• **DOCUMENT EXCERPT**:
○ ○ ○

Local Sports, Morgantown, Sports

10 FOR 10: Mohigans’ run to 2016 title was driven by disappointment

MORGANTOWN, W.Va. — It all seemed poetic as Huntington guard Tavian Dunn-Martin’s layup cracked off the back of the rim and bounced away into the waiting arms of Kenzie Melko, giving the Morgantown boys’ basketball program its first state championship in its storied history.

The 2016 Mohigans erased a nine-point fourth quarter deficit in the state title game against the Highlanders, before eventually winning 64-62 in overtime, capping off an undefeated 27-0 season — the first unbeaten season by any boys’ team in 31 years.

“When Kenzie pulled down that rebound, I just remember watching the kids jump for joy and hug each other,” coach Dave Tallman said. “That’s what it’s all about … getting to watch your guys experience something that can never be taken from them.”

With four seniors in the starting lineup — all of which signed to play college basketball — they walked away as champions, something they all made a pact to do after one of the worst nights of their high school careers.

A new era

Tom Yester was with Morgantown basketball for 32 years and took the Mohigans to 15 state tournaments and appeared in seven state semifinals, while bringing in 629 wins during that span. Yester also coached five players to first team all-state honors, but the Mohigans never seemed to be able to get the “big one” during his tenure.

Following a 15-11 season in 2013-14 — which had its fair share of controversy for Yester after he was suspended three games for allegedly putting his hands on a player — Yester decided to resign his post, leaving big shoes to fill.

Enter Tallman, who was looking for an opportunity back in his native West Virginia after he spent the last 10 seasons at St. Mary’s Ryken, in Leonardtown, Md. Having coached former WVU forward John Flowers and current Atlanta Hawks guard Treveon Graham, as well as coached against the likes of Kevin Durant, Victor Oladipo and Quinn Cook, Tallman just wanted to bring his family back home.

Tallman, coached by his father, Dave Tallman Sr., helped Magnolia win the Class AA state championship in 2000, so coaching was in his blood. When the job at MHS opened up, it was intriguing since the school had ever won a state title.

○ ○ ○

• **INFORMATION PROVIDED**:
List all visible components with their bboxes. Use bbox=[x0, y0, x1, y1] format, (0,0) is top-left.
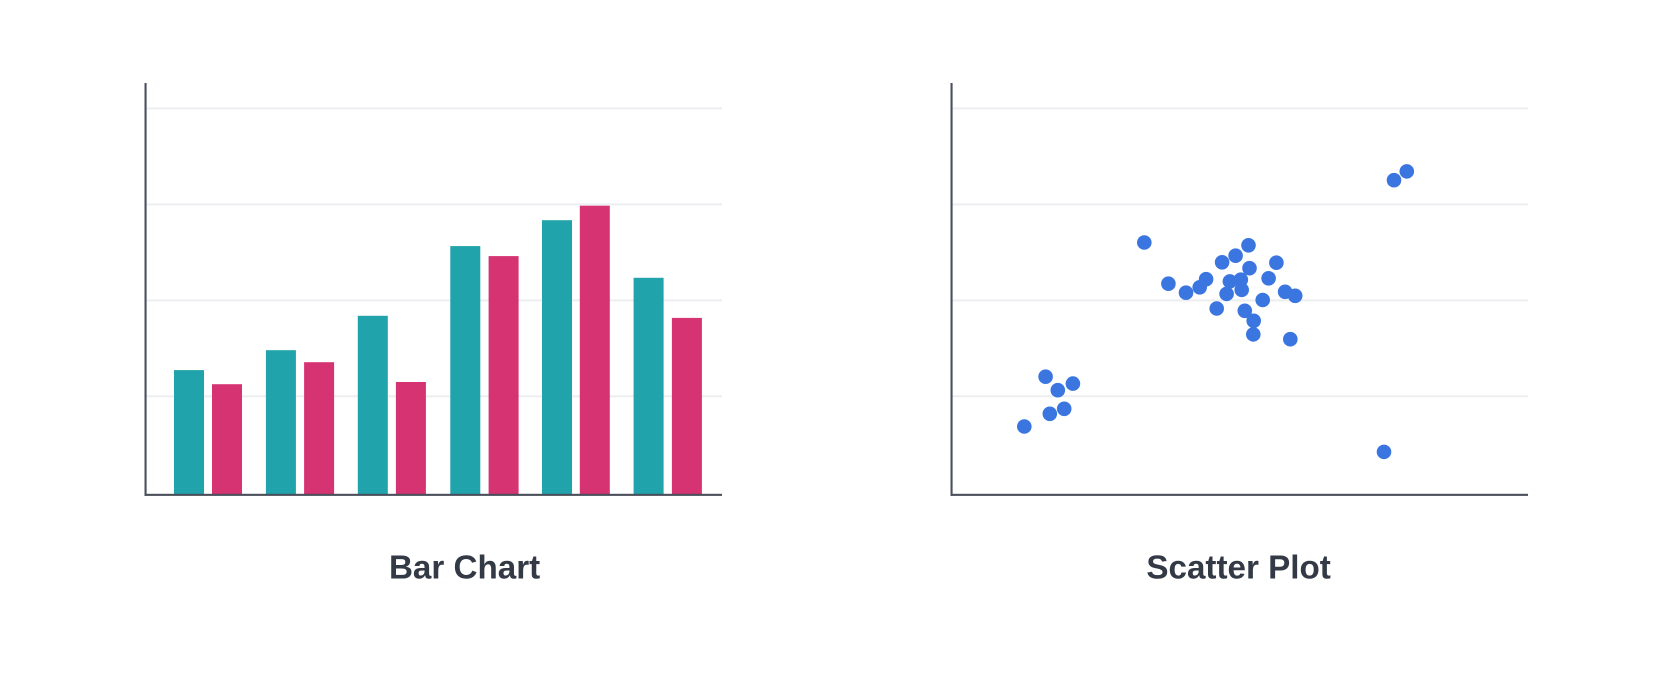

○ ○ ○

• **WHAT IS ASKED**:
A. Transcribe verbatim the passage of the article on the Mohigans' 2016 title run that begins at the words "10 FOR 10: Mohigans’" and stops after "in 31 years.".
B. In the article on the Mohigans' 2016 title run, what was the final score of the state championship game?

• **EXPECTED RESPONSES**:
A.
10 FOR 10: Mohigans’ run to 2016 title was driven by disappointment

MORGANTOWN, W.Va. — It all seemed poetic as Huntington guard Tavian Dunn-Martin’s layup cracked off the back of the rim and bounced away into the waiting arms of Kenzie Melko, giving the Morgantown boys’ basketball program its first state championship in its storied history.

The 2016 Mohigans erased a nine-point fourth quarter deficit in the state title game against the Highlanders, before eventually winning 64-62 in overtime, capping off an undefeated 27-0 season — the first unbeaten season by any boys’ team in 31 years.

B. Morgantown won 64-62 in overtime.